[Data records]
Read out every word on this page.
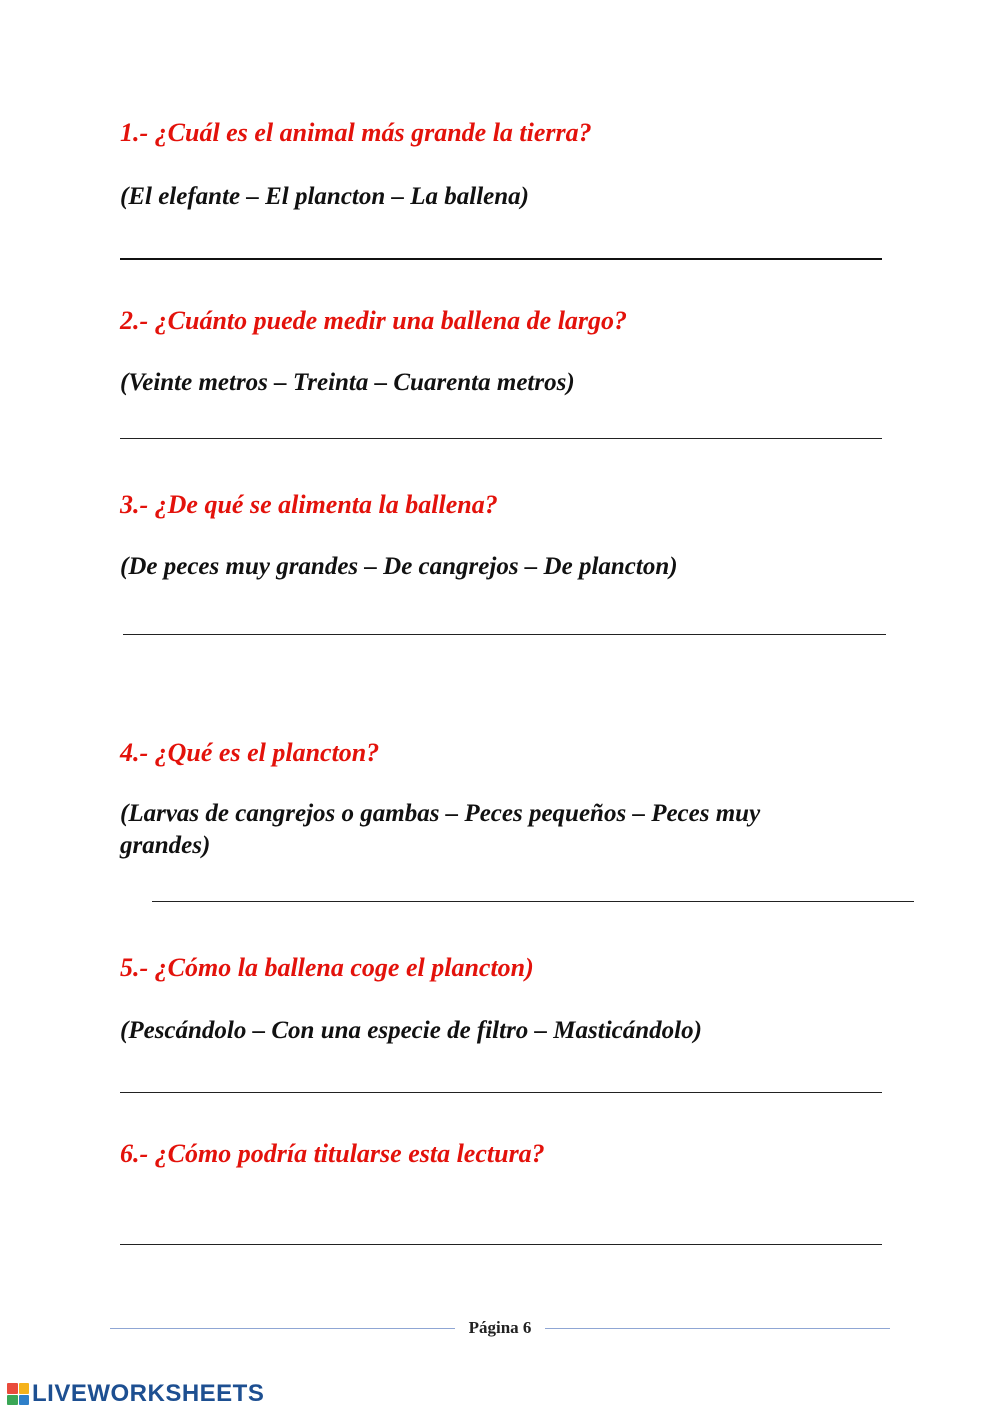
1.- ¿Cuál es el animal más grande la tierra?

(El elefante – El plancton – La ballena)

2.- ¿Cuánto puede medir una ballena de largo?

(Veinte metros – Treinta – Cuarenta metros)

3.- ¿De qué se alimenta la ballena?

(De peces muy grandes – De cangrejos – De plancton)

4.- ¿Qué es el plancton?

(Larvas de cangrejos o gambas – Peces pequeños – Peces muy grandes)

5.- ¿Cómo la ballena coge el plancton)

(Pescándolo – Con una especie de filtro – Masticándolo)

6.- ¿Cómo podría titularse esta lectura?

Página 6
LIVEWORKSHEETS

◆ What you are asked to do
Give the number of lines that carry the word "ballena", with nothing added.

◆ Written response
4